Tally the lines containing "SANTA" and report the number alone.

■ ■ ■ ■ ■

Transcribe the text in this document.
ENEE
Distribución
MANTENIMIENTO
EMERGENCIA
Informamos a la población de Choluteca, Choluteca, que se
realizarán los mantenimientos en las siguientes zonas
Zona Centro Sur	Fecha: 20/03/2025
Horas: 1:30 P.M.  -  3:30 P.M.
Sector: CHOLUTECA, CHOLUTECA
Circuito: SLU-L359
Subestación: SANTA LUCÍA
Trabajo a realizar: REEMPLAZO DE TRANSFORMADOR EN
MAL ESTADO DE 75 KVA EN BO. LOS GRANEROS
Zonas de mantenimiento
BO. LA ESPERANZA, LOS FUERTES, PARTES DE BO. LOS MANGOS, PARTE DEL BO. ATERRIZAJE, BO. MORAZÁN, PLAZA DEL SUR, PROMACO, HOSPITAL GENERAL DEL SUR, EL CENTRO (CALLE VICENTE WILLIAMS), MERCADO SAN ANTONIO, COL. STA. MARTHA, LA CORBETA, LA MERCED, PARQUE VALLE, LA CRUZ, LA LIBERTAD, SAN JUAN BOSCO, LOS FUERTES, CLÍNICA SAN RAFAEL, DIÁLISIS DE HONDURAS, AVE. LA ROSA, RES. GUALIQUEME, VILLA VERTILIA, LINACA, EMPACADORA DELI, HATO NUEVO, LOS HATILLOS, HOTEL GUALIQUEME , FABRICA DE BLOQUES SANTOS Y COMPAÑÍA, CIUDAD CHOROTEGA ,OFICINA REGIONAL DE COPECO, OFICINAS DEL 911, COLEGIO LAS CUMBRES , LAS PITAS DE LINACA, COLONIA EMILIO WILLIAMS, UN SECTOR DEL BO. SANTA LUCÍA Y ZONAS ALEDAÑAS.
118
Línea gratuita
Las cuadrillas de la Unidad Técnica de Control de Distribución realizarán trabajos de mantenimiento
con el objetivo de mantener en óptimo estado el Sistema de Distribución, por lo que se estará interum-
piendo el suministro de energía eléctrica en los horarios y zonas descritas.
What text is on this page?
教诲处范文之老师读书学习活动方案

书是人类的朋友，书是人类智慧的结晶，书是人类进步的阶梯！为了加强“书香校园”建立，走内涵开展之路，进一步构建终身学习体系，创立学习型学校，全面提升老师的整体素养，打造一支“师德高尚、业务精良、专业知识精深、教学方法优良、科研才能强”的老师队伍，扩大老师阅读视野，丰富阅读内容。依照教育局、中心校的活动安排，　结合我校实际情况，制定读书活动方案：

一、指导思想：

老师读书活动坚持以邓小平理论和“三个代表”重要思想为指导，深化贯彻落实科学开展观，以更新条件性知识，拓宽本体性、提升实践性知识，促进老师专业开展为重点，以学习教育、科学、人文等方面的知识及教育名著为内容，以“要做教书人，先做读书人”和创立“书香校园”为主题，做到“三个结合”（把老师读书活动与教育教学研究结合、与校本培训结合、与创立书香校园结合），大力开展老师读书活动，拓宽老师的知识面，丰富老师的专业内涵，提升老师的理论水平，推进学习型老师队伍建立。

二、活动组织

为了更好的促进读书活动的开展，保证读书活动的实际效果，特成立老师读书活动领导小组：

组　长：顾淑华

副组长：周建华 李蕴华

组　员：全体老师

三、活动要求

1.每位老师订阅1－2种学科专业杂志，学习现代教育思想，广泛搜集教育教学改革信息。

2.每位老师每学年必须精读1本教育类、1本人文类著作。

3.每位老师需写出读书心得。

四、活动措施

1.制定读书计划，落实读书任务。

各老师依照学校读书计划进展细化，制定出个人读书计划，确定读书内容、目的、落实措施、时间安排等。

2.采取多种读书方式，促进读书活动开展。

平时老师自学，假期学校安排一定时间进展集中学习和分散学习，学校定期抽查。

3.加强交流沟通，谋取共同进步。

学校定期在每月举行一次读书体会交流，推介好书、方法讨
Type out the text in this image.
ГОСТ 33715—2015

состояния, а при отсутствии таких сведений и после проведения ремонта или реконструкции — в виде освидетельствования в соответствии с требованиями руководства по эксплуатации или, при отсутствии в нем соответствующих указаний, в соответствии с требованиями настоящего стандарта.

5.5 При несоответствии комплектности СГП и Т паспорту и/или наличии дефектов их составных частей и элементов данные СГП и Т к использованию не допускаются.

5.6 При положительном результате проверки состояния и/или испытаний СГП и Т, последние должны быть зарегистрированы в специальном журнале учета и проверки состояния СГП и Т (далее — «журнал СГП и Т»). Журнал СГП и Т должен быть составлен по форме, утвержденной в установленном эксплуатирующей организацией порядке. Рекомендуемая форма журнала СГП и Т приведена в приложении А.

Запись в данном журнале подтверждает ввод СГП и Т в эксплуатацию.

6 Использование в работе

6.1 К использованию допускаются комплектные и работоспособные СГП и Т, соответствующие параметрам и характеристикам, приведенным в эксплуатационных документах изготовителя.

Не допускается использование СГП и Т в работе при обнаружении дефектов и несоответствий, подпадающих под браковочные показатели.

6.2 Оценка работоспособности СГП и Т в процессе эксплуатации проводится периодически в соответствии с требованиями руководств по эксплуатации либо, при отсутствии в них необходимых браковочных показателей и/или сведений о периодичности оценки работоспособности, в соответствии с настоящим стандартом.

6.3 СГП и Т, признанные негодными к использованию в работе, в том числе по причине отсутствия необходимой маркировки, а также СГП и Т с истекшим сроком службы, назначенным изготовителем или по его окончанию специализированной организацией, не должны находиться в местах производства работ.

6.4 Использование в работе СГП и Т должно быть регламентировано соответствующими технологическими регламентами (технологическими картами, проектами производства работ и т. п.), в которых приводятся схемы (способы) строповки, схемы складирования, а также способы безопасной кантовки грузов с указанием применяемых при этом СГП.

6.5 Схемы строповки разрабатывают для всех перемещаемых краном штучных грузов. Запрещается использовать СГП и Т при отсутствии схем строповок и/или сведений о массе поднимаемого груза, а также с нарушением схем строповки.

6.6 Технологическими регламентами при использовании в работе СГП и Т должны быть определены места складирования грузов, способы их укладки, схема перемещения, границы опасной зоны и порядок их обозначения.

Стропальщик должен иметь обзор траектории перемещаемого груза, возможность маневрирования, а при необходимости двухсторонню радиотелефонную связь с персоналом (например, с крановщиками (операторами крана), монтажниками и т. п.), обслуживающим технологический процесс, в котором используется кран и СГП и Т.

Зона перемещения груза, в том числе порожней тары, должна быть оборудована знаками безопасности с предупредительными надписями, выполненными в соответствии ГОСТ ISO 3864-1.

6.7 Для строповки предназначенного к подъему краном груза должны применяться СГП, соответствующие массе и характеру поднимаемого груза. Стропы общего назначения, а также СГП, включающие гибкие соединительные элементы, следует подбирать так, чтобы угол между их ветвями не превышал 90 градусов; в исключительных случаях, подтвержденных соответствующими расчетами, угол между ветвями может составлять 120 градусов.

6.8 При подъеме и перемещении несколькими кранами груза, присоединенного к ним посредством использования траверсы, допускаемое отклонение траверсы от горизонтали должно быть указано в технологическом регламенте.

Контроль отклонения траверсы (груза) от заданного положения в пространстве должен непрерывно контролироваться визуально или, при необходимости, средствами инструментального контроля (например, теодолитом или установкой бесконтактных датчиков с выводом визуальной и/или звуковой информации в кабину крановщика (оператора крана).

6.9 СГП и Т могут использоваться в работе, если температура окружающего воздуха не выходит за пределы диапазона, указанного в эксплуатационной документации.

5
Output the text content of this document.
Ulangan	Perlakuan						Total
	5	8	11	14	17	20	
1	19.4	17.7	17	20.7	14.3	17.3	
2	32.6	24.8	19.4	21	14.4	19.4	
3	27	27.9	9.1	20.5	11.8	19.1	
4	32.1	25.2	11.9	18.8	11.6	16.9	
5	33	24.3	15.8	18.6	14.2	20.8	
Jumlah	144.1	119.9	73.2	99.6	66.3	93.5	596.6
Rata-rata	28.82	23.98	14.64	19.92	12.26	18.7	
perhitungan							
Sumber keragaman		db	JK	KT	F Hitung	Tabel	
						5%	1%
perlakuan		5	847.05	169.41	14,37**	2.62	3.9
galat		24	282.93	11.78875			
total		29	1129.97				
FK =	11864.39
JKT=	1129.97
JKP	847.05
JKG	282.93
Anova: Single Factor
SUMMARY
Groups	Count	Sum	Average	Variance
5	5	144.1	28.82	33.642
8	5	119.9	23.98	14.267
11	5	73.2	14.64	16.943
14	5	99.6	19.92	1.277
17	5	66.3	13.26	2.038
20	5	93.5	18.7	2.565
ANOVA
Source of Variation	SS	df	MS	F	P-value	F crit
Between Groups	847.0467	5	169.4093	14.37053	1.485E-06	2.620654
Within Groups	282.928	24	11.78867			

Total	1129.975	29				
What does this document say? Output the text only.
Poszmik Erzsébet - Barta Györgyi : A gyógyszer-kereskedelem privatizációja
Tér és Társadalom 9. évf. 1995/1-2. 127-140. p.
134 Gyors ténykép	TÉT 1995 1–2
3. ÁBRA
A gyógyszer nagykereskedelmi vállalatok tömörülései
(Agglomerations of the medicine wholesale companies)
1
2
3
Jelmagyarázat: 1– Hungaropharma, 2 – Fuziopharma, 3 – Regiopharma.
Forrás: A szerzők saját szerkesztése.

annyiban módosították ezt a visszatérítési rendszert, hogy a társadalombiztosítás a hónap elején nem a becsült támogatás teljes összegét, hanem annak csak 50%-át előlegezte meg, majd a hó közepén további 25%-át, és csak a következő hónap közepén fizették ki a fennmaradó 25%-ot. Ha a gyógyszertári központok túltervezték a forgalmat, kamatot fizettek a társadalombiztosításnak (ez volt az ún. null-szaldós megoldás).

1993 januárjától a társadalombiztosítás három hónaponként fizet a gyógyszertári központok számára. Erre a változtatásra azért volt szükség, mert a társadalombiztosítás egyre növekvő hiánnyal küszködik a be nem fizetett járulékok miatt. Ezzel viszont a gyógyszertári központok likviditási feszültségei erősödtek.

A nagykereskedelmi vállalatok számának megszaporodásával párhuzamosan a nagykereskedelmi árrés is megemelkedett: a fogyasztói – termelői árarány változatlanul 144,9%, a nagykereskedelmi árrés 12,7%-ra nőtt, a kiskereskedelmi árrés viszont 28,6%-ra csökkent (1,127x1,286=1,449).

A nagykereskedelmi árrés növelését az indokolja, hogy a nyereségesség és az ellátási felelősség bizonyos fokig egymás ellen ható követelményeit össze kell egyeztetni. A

■ ■ ■ ■ ■

Full response: 2